**Job:**
Your task is to copy every line of the records below that contains "title".

**Task input:**
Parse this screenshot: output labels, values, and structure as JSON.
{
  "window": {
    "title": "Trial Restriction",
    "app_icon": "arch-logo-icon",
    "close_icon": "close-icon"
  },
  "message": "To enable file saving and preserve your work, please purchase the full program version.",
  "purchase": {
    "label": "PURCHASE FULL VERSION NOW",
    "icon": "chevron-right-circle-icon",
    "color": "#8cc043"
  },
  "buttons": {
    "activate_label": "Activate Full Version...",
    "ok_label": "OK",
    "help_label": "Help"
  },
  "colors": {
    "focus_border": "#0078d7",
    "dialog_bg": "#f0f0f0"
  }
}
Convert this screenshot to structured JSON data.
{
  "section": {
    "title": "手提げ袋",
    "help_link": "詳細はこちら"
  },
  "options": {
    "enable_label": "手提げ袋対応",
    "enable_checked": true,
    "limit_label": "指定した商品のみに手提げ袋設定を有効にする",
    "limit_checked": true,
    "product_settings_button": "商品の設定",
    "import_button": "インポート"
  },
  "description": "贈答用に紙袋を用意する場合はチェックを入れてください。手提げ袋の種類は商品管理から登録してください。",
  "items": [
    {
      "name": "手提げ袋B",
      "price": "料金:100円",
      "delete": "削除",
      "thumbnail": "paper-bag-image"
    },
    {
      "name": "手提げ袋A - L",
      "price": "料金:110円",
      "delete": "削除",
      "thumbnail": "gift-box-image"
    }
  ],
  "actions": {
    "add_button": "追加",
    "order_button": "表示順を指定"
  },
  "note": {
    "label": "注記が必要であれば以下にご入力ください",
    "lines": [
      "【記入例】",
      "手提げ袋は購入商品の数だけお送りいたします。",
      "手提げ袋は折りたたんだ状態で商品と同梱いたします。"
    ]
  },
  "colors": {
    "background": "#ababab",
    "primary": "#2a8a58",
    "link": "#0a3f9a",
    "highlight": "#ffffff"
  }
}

**Solution to this problem:**
    "title": "Trial Restriction",
    "title": "手提げ袋",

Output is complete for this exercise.